### Excerpted records ###

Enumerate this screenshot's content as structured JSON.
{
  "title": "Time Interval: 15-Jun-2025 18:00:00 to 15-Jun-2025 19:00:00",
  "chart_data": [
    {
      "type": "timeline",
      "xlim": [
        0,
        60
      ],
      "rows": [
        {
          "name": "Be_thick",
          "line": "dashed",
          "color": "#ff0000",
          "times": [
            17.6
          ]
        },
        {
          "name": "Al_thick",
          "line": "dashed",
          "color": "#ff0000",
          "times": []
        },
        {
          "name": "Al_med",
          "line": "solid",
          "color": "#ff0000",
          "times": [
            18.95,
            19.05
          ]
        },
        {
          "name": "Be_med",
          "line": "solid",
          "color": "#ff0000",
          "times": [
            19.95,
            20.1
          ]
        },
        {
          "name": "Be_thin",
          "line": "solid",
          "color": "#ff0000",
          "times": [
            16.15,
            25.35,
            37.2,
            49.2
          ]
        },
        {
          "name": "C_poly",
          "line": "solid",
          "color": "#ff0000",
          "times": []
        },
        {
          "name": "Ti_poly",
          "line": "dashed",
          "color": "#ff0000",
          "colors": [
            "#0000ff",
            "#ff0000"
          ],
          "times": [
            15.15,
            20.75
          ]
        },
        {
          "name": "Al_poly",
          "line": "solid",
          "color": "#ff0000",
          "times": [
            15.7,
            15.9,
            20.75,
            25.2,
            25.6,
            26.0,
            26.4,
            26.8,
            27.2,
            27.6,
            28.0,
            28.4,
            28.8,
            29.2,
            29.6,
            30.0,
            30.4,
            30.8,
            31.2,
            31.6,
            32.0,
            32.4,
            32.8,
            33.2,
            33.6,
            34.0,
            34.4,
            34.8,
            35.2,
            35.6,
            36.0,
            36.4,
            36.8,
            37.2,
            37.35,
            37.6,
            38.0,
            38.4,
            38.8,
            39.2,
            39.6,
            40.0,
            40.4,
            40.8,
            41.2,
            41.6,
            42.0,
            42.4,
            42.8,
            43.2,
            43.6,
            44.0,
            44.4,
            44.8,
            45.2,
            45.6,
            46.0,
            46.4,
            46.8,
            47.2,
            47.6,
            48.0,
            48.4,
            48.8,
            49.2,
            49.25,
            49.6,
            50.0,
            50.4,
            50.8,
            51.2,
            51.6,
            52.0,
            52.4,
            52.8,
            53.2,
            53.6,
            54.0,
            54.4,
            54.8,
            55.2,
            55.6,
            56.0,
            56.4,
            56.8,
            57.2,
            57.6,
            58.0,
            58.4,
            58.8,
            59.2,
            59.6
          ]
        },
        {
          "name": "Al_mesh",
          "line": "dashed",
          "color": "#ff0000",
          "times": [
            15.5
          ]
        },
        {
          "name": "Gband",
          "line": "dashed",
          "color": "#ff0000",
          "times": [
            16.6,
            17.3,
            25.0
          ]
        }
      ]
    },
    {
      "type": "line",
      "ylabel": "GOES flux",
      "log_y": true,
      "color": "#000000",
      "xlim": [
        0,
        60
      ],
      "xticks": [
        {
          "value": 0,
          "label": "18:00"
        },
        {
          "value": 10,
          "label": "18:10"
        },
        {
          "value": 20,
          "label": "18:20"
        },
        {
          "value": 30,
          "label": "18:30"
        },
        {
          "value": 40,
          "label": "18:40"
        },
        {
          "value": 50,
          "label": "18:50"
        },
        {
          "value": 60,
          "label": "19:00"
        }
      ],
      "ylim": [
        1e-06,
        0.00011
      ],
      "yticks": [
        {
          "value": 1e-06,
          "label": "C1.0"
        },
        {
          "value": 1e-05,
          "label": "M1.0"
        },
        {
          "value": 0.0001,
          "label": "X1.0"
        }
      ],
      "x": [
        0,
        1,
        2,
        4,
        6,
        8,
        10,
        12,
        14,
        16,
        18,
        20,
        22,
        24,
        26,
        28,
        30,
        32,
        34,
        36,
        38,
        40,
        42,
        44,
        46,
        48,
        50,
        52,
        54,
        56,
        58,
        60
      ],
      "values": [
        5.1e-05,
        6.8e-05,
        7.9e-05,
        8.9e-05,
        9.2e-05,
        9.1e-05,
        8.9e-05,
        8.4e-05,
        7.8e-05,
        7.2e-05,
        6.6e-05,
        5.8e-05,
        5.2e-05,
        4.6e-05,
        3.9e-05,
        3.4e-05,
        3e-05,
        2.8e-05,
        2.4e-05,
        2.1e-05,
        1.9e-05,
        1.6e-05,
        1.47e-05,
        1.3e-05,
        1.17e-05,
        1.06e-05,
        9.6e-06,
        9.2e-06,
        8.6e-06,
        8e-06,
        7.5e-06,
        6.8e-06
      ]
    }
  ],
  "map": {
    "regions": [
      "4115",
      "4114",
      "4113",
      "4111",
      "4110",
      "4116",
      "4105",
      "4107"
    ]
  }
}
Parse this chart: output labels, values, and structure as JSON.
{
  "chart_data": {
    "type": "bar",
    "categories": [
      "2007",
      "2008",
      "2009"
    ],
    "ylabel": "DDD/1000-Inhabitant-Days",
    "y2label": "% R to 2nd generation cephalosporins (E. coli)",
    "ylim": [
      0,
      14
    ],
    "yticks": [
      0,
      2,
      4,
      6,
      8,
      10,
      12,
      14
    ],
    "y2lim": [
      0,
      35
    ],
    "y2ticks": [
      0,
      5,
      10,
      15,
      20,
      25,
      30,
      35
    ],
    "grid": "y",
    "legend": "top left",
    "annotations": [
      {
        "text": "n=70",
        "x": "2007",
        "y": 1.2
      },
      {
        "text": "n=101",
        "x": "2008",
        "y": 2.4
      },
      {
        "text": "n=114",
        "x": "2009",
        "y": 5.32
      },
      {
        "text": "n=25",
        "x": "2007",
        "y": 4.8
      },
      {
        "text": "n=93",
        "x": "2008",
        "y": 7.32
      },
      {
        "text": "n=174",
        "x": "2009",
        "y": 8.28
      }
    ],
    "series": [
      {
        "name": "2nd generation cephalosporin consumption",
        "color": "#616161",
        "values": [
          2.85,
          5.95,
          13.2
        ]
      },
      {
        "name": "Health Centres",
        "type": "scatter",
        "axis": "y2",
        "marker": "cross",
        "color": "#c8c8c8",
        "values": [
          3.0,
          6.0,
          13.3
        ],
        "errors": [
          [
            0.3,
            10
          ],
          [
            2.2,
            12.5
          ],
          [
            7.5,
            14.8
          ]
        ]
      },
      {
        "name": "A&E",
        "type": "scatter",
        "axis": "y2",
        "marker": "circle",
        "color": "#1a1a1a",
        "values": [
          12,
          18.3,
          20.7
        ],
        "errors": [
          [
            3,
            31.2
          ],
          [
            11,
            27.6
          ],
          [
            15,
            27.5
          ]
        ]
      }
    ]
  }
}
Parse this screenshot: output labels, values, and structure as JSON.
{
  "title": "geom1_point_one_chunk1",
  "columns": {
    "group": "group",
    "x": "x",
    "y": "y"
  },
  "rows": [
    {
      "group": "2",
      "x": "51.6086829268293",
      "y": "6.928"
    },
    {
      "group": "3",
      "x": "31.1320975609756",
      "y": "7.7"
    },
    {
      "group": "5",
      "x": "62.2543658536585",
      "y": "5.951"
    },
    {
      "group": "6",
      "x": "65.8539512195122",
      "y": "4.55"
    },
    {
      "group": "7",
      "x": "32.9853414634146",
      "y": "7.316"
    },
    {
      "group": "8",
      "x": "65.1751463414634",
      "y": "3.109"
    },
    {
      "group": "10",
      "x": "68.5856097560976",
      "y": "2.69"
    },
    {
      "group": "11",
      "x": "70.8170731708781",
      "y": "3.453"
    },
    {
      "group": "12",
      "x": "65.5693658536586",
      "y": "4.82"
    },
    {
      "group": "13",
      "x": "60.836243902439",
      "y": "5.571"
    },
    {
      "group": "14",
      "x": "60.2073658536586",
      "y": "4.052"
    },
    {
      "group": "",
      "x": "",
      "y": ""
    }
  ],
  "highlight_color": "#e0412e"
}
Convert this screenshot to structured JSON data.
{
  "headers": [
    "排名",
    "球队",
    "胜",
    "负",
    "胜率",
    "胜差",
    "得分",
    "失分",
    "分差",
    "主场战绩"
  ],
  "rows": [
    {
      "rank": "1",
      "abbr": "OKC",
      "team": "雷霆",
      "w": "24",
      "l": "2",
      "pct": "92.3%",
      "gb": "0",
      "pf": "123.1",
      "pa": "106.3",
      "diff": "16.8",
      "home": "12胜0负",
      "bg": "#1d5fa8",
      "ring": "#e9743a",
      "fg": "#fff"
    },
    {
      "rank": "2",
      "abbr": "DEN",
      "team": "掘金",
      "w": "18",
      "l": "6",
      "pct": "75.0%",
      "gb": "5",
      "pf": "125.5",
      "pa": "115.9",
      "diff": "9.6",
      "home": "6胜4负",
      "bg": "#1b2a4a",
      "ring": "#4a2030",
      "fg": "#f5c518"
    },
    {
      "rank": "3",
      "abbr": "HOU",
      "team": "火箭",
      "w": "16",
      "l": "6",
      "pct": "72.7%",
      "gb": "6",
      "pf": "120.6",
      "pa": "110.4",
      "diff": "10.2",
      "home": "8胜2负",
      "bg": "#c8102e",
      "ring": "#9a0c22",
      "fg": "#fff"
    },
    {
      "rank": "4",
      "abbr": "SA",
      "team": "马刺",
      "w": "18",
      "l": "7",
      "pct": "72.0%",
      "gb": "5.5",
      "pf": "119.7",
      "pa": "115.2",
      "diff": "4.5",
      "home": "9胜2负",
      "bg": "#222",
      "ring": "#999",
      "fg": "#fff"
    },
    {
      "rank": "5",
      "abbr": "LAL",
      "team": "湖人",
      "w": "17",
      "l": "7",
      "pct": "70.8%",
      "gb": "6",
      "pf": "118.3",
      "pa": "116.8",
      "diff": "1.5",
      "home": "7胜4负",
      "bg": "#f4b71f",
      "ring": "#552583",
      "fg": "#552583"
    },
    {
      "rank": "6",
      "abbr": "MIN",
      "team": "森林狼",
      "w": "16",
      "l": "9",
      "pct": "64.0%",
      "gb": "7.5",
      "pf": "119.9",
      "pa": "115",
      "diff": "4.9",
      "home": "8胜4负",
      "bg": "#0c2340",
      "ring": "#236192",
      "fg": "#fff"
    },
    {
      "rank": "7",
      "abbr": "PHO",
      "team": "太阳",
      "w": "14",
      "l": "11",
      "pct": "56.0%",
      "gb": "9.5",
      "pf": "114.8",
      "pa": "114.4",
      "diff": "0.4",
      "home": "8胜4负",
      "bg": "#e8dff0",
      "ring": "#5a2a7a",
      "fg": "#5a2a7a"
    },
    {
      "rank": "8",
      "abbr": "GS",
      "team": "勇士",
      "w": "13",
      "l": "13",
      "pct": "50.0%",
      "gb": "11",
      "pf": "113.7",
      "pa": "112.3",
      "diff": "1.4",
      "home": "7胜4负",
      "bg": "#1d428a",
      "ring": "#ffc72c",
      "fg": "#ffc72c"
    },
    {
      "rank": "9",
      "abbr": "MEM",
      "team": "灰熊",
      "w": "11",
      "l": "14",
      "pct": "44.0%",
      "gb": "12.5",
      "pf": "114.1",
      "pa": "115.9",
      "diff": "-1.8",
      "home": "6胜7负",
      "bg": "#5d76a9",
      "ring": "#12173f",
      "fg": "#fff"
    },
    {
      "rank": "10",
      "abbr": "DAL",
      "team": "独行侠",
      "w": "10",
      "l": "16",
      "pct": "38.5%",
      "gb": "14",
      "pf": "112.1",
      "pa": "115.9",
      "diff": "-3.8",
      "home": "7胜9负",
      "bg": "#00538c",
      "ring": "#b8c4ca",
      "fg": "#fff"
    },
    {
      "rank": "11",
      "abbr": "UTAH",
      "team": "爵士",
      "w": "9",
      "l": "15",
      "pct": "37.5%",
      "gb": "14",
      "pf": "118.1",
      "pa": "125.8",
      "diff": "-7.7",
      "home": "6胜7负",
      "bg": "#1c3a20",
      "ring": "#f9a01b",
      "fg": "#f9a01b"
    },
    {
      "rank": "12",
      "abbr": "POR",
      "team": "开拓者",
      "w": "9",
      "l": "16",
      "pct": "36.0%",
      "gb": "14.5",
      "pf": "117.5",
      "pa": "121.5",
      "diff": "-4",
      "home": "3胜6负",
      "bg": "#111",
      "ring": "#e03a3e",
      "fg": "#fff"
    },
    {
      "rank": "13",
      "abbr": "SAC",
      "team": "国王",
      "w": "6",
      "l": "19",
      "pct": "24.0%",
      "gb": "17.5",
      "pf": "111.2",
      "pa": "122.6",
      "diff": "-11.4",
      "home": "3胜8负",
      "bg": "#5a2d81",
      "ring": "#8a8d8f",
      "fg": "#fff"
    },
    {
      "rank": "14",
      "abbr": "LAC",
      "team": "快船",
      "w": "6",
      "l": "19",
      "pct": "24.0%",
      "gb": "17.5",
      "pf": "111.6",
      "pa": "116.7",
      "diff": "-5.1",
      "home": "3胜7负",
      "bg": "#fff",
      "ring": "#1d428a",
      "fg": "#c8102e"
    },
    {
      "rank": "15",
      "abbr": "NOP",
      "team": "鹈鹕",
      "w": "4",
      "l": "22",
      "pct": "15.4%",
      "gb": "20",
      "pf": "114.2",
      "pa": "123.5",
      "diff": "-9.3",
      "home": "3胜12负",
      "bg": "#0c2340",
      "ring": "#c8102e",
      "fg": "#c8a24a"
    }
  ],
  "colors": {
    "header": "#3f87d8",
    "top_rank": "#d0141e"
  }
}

###

§ **Problem description**
Look over the listing above. Pick out and copy every line that includes "generation".

§ **Written answer**
    "y2label": "% R to 2nd generation cephalosporins (E. coli)",
        "name": "2nd generation cephalosporin consumption",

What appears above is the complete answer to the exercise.